#### Material
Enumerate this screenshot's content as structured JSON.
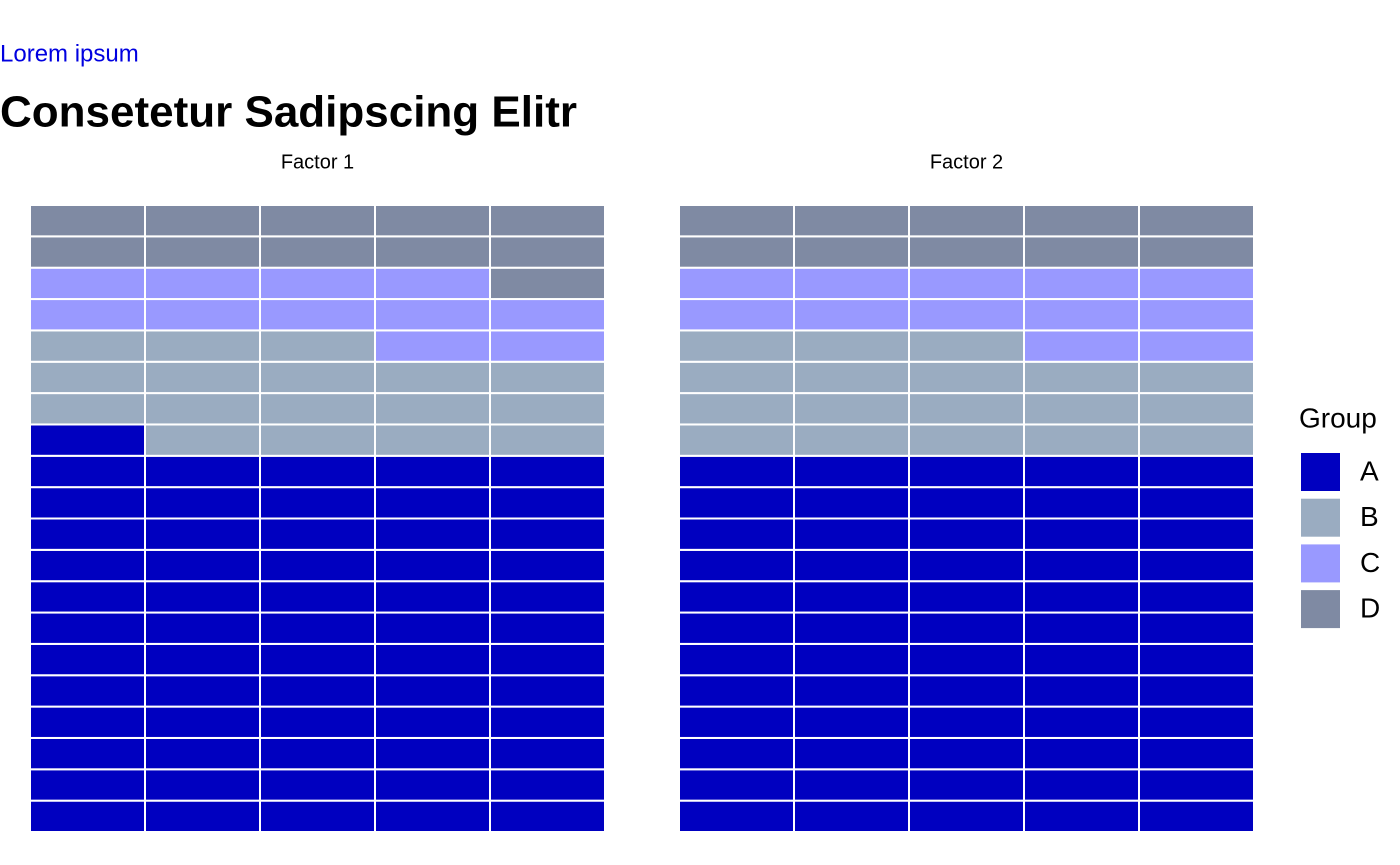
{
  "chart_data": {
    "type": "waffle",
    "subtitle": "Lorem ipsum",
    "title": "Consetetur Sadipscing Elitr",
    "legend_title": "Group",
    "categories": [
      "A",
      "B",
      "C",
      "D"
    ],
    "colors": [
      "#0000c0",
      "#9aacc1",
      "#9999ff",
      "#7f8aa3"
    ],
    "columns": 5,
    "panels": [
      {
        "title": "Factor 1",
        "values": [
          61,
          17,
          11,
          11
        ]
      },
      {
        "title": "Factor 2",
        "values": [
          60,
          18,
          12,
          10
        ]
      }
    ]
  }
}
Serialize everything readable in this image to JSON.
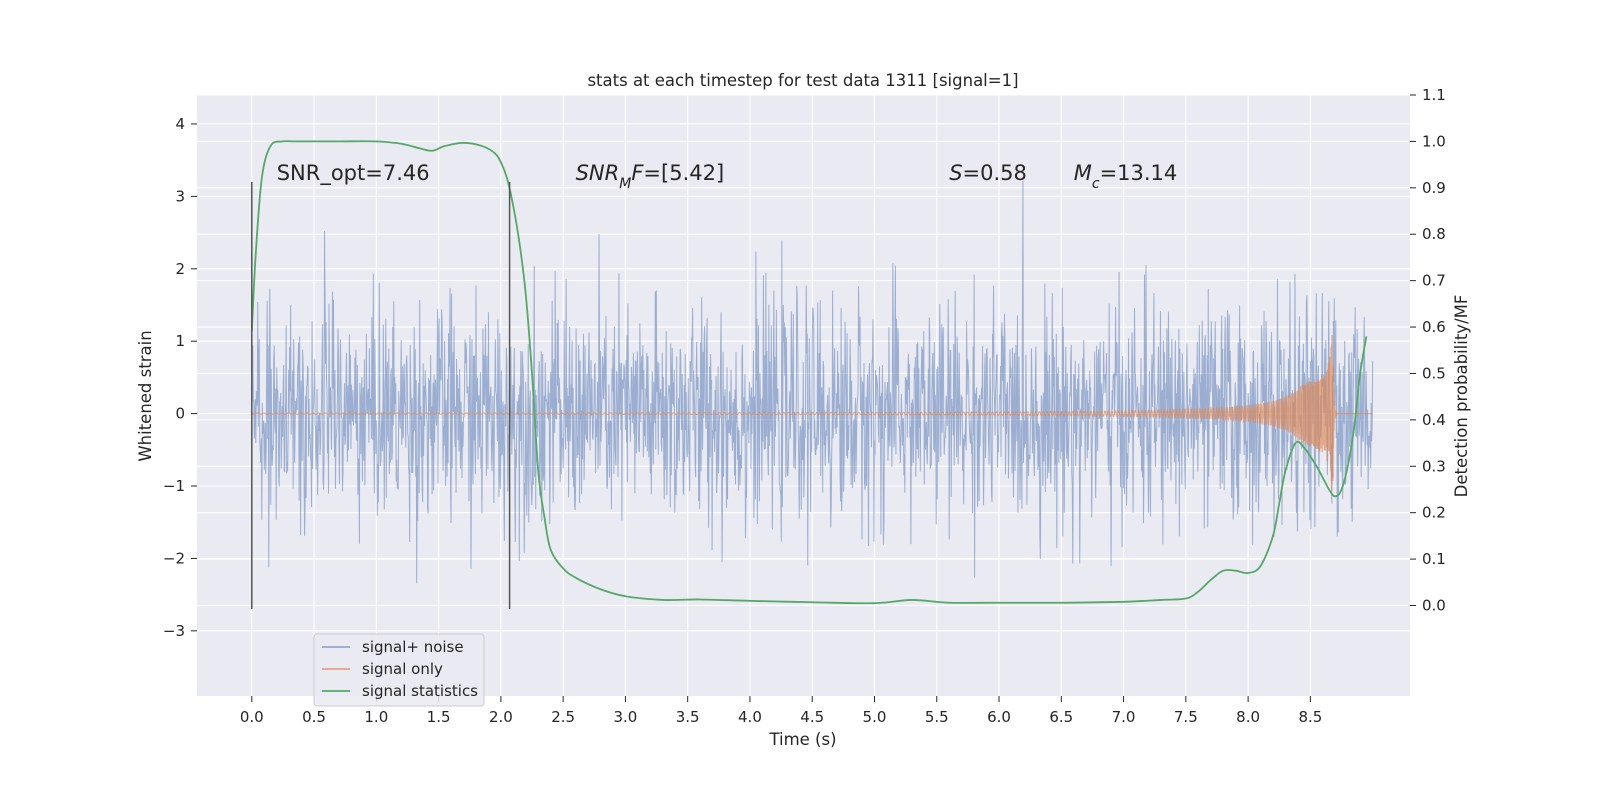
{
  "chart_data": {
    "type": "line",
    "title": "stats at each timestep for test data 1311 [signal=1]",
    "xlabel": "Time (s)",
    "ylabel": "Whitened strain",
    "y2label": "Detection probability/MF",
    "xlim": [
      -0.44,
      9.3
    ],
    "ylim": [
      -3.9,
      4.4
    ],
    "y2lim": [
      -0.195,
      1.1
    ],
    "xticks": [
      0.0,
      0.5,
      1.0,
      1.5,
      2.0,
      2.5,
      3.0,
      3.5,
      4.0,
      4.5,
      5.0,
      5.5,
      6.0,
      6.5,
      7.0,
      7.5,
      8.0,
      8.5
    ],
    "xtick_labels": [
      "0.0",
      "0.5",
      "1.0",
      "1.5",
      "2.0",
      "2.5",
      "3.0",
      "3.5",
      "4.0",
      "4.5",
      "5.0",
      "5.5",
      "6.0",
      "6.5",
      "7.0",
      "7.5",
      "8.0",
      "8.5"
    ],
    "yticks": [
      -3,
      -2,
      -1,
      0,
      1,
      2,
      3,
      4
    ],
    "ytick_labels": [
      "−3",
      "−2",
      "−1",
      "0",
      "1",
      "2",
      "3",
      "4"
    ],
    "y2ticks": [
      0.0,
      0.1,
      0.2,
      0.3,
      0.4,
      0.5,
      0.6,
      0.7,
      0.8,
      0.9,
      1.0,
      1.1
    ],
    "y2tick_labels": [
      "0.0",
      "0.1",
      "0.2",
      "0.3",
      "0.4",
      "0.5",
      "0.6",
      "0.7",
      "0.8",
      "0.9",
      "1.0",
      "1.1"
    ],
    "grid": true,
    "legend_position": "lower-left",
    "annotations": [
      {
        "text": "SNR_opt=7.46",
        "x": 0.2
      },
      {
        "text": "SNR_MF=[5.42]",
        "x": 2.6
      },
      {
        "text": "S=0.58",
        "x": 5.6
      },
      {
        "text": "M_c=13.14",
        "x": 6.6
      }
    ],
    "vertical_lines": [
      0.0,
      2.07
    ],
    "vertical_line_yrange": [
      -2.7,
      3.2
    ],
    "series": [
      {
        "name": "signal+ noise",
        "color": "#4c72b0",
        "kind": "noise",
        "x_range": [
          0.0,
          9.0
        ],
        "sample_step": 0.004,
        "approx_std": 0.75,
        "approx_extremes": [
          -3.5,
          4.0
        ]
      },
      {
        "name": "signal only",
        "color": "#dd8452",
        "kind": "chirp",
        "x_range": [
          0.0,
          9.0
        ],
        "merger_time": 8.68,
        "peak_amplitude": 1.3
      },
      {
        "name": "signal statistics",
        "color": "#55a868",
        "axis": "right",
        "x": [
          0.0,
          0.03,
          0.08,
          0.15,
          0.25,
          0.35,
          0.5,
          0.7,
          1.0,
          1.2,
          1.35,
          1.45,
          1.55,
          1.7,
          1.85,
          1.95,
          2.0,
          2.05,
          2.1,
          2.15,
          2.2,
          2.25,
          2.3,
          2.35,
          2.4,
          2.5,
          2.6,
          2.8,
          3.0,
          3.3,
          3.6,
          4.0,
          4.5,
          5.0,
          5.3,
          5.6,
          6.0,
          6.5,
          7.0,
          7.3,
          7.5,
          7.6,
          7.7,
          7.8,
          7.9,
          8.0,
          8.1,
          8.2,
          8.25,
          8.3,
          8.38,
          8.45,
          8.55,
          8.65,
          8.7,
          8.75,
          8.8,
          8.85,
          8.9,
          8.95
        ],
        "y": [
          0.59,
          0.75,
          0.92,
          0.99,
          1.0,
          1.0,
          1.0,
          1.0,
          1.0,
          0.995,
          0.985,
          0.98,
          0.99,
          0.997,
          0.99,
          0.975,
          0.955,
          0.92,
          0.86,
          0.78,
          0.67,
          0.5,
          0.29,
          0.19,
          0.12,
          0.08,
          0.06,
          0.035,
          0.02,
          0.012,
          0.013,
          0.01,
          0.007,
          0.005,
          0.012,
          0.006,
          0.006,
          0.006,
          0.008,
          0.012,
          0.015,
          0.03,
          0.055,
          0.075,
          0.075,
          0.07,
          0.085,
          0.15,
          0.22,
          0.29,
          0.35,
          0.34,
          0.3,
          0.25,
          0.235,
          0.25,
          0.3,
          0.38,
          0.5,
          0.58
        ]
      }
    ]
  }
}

#### Your goal
Figure out how many lines of the data above include "text", then give the number and nothing more.

#### Final result
4